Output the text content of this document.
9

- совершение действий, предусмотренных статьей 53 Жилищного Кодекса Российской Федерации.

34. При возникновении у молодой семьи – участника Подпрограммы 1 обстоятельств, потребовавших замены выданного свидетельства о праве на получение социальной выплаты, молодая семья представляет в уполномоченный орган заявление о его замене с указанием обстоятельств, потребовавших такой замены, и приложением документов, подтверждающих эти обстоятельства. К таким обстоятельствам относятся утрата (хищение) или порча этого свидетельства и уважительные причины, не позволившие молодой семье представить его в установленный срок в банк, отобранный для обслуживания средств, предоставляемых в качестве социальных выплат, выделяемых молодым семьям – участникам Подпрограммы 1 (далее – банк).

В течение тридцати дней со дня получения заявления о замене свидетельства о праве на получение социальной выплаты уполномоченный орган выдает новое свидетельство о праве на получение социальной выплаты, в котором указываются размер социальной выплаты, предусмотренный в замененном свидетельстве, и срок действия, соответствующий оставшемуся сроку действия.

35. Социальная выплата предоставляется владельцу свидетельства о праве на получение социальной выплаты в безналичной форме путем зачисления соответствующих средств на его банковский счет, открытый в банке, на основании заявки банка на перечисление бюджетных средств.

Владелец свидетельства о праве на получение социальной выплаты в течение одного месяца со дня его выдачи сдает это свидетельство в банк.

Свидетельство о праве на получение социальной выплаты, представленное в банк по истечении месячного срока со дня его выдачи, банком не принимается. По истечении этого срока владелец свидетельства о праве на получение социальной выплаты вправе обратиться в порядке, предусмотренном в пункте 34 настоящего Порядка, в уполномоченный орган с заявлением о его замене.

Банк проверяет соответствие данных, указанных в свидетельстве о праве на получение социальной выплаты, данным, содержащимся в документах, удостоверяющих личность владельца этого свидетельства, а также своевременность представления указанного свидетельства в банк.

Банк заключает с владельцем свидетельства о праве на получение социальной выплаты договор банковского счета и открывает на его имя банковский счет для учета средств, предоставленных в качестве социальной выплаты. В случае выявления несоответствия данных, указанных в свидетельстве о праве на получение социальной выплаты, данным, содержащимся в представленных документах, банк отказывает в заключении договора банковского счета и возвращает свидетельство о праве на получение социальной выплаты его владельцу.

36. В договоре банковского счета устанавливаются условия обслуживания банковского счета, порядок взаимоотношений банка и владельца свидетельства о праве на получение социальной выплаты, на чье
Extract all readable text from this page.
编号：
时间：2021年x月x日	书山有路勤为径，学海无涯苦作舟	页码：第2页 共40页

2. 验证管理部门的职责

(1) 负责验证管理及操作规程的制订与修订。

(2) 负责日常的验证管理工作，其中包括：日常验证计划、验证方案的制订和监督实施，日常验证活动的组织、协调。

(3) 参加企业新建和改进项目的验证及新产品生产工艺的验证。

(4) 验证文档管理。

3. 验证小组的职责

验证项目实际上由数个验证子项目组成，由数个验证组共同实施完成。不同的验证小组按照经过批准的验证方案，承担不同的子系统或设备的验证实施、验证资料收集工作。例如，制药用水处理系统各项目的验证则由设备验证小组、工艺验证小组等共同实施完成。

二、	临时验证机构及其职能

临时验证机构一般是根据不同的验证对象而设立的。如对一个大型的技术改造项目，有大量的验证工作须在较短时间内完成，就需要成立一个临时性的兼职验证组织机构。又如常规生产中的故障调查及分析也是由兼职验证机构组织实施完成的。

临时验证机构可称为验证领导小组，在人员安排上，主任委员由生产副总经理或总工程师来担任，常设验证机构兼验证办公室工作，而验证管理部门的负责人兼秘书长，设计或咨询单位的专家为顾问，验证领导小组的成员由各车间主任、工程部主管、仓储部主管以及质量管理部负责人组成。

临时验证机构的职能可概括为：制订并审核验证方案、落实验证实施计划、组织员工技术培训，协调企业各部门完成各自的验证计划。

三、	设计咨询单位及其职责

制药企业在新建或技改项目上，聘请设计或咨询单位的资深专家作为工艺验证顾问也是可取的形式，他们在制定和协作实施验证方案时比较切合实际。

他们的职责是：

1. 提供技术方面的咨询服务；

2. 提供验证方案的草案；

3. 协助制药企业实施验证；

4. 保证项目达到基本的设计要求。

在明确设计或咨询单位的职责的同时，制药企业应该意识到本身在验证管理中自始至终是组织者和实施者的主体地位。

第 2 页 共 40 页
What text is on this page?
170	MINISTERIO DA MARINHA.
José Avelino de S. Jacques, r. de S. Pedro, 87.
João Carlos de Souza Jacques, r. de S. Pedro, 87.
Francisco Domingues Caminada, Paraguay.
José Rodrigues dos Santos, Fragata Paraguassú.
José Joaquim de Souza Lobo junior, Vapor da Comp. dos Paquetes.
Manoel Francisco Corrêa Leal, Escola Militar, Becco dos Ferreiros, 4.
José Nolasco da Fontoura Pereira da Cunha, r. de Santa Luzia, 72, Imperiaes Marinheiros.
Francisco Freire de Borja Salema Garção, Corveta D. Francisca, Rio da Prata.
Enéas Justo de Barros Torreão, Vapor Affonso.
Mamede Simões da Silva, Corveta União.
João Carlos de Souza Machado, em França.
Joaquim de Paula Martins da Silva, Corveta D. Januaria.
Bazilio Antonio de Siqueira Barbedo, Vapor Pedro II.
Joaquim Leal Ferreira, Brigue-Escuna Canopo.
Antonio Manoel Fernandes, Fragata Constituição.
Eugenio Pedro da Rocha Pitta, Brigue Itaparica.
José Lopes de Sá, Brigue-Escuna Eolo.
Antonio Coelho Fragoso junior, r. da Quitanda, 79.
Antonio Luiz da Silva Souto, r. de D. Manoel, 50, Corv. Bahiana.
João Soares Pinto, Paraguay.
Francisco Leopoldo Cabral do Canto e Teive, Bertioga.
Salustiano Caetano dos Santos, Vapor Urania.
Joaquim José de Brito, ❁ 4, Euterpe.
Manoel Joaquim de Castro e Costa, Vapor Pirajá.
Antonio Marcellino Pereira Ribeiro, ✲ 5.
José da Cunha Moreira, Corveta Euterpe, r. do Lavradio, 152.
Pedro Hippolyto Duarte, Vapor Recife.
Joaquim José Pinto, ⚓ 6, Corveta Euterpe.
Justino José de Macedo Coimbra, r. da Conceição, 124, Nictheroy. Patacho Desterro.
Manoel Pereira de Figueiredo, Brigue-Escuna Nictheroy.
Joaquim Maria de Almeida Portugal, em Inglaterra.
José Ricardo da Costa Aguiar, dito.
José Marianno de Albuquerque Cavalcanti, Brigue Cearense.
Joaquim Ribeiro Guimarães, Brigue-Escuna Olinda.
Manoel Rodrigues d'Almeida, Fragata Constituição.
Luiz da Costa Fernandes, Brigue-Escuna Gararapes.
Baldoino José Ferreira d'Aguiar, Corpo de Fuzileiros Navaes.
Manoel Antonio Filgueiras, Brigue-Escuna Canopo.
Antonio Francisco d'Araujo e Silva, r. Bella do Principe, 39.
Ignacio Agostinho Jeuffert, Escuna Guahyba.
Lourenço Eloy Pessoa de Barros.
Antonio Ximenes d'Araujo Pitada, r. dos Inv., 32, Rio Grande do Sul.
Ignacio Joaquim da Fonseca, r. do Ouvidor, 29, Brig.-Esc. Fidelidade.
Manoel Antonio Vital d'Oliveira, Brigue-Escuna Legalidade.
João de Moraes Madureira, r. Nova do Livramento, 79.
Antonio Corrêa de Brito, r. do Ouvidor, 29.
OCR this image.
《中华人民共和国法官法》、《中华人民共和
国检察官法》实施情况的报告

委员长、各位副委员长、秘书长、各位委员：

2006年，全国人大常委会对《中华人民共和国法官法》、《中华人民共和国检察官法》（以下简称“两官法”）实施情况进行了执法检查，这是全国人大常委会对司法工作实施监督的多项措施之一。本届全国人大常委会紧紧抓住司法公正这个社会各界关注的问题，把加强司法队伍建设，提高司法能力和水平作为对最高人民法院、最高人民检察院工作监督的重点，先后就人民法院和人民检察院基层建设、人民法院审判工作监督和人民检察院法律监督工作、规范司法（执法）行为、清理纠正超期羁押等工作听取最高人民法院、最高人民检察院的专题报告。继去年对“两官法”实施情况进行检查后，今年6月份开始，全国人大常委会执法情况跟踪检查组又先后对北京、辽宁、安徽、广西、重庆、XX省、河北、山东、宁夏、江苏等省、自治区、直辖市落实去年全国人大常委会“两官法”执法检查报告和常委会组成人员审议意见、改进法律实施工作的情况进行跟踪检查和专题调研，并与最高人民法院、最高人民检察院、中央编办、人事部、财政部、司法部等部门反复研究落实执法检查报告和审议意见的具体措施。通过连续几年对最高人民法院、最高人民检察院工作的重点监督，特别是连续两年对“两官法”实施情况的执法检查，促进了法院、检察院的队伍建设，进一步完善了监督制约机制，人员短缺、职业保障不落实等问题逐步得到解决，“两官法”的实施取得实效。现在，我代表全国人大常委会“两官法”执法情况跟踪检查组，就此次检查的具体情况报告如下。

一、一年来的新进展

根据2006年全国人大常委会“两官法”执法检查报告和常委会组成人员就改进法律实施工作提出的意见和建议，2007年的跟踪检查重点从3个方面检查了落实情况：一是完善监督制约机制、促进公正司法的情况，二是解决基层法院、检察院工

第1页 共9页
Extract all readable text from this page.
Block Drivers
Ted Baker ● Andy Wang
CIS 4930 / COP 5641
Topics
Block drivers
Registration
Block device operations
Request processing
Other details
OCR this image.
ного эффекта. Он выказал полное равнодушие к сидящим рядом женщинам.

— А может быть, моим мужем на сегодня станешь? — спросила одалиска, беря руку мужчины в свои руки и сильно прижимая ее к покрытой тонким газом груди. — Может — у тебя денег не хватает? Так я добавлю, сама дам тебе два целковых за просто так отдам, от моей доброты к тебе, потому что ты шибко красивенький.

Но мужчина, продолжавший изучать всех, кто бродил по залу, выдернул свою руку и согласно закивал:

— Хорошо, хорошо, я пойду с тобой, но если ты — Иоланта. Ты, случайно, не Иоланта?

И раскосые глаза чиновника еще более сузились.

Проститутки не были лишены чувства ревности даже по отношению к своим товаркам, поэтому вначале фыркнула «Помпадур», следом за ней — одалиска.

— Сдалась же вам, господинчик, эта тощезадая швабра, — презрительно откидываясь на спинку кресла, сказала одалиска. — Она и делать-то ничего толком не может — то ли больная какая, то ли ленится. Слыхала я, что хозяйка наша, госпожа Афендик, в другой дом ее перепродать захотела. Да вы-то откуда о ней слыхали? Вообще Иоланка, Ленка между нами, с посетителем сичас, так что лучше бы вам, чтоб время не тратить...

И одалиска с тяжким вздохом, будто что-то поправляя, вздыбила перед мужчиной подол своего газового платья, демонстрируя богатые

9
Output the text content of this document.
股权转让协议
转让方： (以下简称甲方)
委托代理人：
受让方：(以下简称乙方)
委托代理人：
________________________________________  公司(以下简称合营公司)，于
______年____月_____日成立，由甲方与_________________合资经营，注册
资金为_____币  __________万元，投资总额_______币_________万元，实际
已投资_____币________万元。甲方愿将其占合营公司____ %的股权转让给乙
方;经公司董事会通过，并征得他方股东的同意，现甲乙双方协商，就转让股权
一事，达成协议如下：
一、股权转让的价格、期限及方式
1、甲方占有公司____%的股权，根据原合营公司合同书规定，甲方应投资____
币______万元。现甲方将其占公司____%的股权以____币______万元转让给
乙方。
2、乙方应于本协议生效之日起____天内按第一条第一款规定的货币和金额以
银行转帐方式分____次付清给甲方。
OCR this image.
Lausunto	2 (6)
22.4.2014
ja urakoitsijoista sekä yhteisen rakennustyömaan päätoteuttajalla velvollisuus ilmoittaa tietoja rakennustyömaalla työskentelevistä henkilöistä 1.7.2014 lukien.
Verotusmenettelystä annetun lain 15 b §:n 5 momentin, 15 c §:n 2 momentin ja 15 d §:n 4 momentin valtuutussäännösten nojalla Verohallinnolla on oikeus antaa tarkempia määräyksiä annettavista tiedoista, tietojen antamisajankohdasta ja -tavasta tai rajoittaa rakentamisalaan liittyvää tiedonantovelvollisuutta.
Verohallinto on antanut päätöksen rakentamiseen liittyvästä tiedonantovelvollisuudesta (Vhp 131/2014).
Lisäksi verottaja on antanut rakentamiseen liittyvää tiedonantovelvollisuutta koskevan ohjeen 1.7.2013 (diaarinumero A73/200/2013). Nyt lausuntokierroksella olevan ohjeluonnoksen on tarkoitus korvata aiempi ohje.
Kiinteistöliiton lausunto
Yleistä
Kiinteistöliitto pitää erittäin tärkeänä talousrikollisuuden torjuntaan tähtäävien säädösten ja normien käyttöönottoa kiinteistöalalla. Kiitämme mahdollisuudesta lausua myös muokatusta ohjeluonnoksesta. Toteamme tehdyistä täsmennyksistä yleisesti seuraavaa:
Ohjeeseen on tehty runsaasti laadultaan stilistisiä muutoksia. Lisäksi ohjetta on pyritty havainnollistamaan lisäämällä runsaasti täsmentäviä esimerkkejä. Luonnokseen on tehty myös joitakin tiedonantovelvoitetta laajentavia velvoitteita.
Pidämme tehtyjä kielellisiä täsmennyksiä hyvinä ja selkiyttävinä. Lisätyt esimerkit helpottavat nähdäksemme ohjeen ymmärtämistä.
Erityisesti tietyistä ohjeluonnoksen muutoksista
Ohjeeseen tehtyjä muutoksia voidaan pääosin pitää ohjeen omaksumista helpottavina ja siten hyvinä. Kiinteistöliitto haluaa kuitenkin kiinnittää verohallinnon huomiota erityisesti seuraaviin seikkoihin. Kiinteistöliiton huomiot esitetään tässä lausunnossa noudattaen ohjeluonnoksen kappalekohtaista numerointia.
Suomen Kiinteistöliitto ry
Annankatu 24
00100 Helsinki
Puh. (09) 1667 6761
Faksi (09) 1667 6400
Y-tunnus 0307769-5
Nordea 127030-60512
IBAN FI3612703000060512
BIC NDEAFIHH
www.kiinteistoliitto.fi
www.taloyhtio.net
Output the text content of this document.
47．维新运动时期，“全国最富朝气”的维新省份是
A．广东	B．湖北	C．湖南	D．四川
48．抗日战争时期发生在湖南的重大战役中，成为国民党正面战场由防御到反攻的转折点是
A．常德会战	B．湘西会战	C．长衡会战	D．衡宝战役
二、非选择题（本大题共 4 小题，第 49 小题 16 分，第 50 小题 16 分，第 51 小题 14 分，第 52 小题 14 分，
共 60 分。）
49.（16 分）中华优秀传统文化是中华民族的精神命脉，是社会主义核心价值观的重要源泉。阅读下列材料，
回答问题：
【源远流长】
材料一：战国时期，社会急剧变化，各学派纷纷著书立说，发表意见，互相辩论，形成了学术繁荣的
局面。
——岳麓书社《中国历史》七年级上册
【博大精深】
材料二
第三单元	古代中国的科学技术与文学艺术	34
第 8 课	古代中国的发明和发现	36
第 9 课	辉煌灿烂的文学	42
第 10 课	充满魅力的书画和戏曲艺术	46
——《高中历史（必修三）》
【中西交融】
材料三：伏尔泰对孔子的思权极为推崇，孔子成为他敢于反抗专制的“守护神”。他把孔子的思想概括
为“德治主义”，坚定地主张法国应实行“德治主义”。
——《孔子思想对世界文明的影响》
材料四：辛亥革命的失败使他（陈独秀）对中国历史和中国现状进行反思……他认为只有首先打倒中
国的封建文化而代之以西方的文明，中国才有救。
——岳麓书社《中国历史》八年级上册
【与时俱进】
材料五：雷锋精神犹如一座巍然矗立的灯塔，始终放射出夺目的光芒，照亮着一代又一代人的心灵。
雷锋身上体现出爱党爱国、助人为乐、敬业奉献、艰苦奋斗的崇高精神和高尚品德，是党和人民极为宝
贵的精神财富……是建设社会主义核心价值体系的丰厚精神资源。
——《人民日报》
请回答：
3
■ ■ ■ ■ ■
== What to do ==
Extract, from the material above, each line holding the word "Ouvidor".

== Full output ==
Ignacio Joaquim da Fonseca, r. do Ouvidor, 29, Brig.-Esc. Fidelidade.
Antonio Corrêa de Brito, r. do Ouvidor, 29.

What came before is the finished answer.